— BEGIN Listed entries —
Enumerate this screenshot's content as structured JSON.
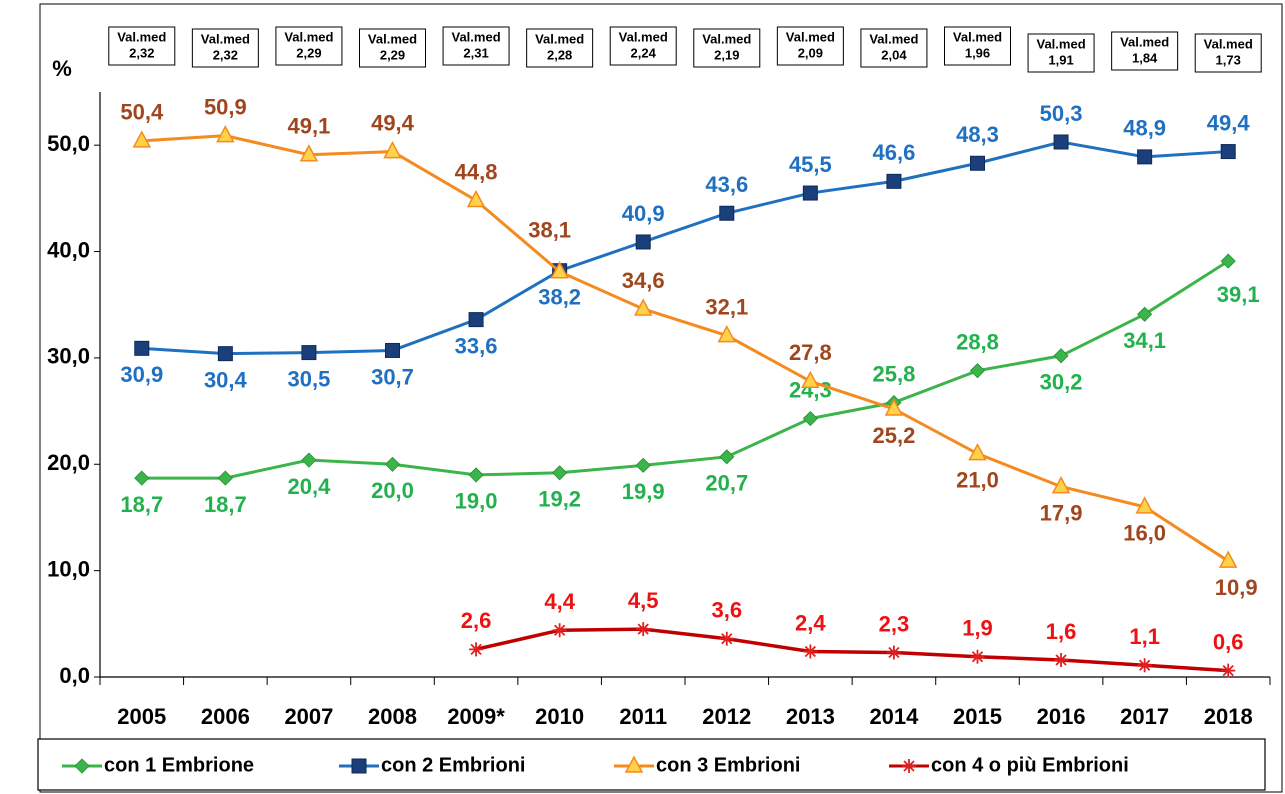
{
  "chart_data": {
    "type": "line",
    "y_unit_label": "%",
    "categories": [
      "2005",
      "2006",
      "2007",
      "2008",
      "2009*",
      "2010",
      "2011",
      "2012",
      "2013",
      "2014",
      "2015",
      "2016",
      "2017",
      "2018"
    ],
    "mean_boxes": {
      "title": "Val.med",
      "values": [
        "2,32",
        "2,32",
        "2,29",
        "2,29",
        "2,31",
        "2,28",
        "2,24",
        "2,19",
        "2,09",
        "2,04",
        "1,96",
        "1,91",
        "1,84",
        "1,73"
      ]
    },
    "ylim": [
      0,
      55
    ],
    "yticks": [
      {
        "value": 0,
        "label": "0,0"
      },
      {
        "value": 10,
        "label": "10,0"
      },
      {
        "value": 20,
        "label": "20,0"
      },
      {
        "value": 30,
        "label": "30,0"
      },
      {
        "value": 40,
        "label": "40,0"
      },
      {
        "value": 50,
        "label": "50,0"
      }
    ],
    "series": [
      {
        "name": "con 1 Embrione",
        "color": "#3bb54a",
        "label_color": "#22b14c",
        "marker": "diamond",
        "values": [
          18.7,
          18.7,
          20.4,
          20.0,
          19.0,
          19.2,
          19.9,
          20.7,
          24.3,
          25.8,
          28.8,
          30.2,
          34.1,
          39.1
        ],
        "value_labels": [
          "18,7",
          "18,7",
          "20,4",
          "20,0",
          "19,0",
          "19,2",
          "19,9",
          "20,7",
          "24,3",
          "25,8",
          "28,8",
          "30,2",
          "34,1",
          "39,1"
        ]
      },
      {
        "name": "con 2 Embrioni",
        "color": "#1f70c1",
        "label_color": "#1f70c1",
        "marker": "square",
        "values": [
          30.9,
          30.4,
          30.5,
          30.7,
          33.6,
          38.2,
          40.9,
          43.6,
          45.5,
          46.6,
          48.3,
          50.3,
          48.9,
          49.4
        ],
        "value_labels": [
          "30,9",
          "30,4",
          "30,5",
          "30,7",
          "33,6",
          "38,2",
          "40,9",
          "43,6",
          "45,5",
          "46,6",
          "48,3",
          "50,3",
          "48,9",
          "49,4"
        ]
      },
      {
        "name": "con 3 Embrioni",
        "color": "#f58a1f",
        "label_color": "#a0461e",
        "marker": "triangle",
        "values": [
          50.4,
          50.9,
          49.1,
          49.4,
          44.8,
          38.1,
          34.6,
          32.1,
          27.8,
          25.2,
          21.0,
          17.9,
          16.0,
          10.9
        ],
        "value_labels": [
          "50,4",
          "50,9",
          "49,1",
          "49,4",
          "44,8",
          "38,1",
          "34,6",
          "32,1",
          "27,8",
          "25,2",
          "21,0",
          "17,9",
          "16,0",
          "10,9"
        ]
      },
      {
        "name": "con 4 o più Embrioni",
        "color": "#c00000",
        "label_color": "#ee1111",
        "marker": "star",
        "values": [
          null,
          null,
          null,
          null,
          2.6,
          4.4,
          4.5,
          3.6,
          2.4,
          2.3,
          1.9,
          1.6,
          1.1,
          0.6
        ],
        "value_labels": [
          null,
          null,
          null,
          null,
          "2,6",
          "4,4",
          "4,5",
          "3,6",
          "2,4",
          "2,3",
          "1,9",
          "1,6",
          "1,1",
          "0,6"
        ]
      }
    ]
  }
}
— END Listed entries —
*What is being asked*: Repeat the material above in full and unchanged, minus its images.

*Correct output*:
Enumerate this screenshot's content as structured JSON.
{
  "chart_data": {
    "type": "line",
    "y_unit_label": "%",
    "categories": [
      "2005",
      "2006",
      "2007",
      "2008",
      "2009*",
      "2010",
      "2011",
      "2012",
      "2013",
      "2014",
      "2015",
      "2016",
      "2017",
      "2018"
    ],
    "mean_boxes": {
      "title": "Val.med",
      "values": [
        "2,32",
        "2,32",
        "2,29",
        "2,29",
        "2,31",
        "2,28",
        "2,24",
        "2,19",
        "2,09",
        "2,04",
        "1,96",
        "1,91",
        "1,84",
        "1,73"
      ]
    },
    "ylim": [
      0,
      55
    ],
    "yticks": [
      {
        "value": 0,
        "label": "0,0"
      },
      {
        "value": 10,
        "label": "10,0"
      },
      {
        "value": 20,
        "label": "20,0"
      },
      {
        "value": 30,
        "label": "30,0"
      },
      {
        "value": 40,
        "label": "40,0"
      },
      {
        "value": 50,
        "label": "50,0"
      }
    ],
    "series": [
      {
        "name": "con 1 Embrione",
        "color": "#3bb54a",
        "label_color": "#22b14c",
        "marker": "diamond",
        "values": [
          18.7,
          18.7,
          20.4,
          20.0,
          19.0,
          19.2,
          19.9,
          20.7,
          24.3,
          25.8,
          28.8,
          30.2,
          34.1,
          39.1
        ],
        "value_labels": [
          "18,7",
          "18,7",
          "20,4",
          "20,0",
          "19,0",
          "19,2",
          "19,9",
          "20,7",
          "24,3",
          "25,8",
          "28,8",
          "30,2",
          "34,1",
          "39,1"
        ]
      },
      {
        "name": "con 2 Embrioni",
        "color": "#1f70c1",
        "label_color": "#1f70c1",
        "marker": "square",
        "values": [
          30.9,
          30.4,
          30.5,
          30.7,
          33.6,
          38.2,
          40.9,
          43.6,
          45.5,
          46.6,
          48.3,
          50.3,
          48.9,
          49.4
        ],
        "value_labels": [
          "30,9",
          "30,4",
          "30,5",
          "30,7",
          "33,6",
          "38,2",
          "40,9",
          "43,6",
          "45,5",
          "46,6",
          "48,3",
          "50,3",
          "48,9",
          "49,4"
        ]
      },
      {
        "name": "con 3 Embrioni",
        "color": "#f58a1f",
        "label_color": "#a0461e",
        "marker": "triangle",
        "values": [
          50.4,
          50.9,
          49.1,
          49.4,
          44.8,
          38.1,
          34.6,
          32.1,
          27.8,
          25.2,
          21.0,
          17.9,
          16.0,
          10.9
        ],
        "value_labels": [
          "50,4",
          "50,9",
          "49,1",
          "49,4",
          "44,8",
          "38,1",
          "34,6",
          "32,1",
          "27,8",
          "25,2",
          "21,0",
          "17,9",
          "16,0",
          "10,9"
        ]
      },
      {
        "name": "con 4 o più Embrioni",
        "color": "#c00000",
        "label_color": "#ee1111",
        "marker": "star",
        "values": [
          null,
          null,
          null,
          null,
          2.6,
          4.4,
          4.5,
          3.6,
          2.4,
          2.3,
          1.9,
          1.6,
          1.1,
          0.6
        ],
        "value_labels": [
          null,
          null,
          null,
          null,
          "2,6",
          "4,4",
          "4,5",
          "3,6",
          "2,4",
          "2,3",
          "1,9",
          "1,6",
          "1,1",
          "0,6"
        ]
      }
    ]
  }
}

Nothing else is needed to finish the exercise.